◆ EXERCISE
Pull every line containing the word "with" from the records.

◆ GIVEN DATA

--- START ---

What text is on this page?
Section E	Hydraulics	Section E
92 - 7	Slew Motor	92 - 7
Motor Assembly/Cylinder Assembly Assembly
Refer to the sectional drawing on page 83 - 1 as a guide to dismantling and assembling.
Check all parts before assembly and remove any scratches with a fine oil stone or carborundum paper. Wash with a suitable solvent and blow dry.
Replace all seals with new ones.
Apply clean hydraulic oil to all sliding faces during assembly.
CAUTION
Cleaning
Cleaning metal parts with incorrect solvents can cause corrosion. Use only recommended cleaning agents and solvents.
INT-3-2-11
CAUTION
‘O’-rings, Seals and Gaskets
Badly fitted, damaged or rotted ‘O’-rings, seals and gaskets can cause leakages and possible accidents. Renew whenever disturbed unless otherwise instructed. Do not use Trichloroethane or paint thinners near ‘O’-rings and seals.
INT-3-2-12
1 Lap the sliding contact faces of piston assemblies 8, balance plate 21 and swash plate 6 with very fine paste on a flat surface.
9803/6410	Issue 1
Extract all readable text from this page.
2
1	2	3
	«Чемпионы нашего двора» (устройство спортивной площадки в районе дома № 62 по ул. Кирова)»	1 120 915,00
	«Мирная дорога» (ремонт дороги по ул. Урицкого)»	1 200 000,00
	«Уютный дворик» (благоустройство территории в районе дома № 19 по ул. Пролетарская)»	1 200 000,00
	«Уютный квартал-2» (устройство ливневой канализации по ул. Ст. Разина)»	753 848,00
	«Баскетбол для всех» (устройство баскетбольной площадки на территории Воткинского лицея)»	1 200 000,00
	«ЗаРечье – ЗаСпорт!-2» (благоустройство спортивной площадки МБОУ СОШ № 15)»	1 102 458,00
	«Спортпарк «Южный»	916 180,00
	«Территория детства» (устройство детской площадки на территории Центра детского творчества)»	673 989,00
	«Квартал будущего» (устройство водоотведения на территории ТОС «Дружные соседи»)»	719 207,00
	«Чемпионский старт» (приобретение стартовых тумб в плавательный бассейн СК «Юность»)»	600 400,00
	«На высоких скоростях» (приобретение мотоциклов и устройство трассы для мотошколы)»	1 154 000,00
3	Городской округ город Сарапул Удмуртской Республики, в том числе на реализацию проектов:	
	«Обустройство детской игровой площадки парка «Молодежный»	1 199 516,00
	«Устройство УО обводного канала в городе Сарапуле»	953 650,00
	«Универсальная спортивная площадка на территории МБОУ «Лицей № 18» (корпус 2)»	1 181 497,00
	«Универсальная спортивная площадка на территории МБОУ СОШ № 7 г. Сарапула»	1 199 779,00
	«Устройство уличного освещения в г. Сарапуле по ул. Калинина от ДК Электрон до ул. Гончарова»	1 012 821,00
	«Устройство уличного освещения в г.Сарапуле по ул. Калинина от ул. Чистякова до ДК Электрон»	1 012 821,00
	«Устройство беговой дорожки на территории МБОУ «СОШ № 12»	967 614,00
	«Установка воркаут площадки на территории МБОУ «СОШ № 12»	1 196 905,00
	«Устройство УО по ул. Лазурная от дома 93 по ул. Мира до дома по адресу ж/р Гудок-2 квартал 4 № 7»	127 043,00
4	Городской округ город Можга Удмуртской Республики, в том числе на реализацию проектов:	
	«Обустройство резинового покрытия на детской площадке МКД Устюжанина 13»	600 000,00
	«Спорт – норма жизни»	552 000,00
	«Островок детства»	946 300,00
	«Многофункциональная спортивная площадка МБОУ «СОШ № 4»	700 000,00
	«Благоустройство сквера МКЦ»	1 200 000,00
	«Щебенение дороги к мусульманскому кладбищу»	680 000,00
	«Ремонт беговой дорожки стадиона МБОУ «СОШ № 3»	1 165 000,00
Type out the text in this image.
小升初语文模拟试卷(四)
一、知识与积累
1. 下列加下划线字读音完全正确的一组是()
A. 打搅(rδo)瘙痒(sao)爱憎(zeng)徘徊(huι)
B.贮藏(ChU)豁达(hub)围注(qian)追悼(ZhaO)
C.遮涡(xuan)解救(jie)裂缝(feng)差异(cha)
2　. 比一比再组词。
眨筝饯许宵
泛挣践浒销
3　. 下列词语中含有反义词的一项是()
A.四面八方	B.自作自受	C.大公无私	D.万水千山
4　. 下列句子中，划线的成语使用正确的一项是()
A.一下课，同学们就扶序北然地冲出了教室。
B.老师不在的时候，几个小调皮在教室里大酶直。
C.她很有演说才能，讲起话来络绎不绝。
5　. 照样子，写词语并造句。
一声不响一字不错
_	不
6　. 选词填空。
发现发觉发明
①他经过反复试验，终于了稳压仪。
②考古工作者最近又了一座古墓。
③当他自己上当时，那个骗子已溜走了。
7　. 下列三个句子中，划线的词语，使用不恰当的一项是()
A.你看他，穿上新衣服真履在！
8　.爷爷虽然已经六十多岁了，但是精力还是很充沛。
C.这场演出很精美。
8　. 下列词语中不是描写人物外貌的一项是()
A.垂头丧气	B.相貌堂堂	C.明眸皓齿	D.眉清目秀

--- END ---

◆ THE REPLY
Check all parts before assembly and remove any scratches with a fine oil stone or carborundum paper. Wash with a suitable solvent and blow dry.
Replace all seals with new ones.
Cleaning metal parts with incorrect solvents can cause corrosion. Use only recommended cleaning agents and solvents.
1 Lap the sliding contact faces of piston assemblies 8, balance plate 21 and swash plate 6 with very fine paste on a flat surface.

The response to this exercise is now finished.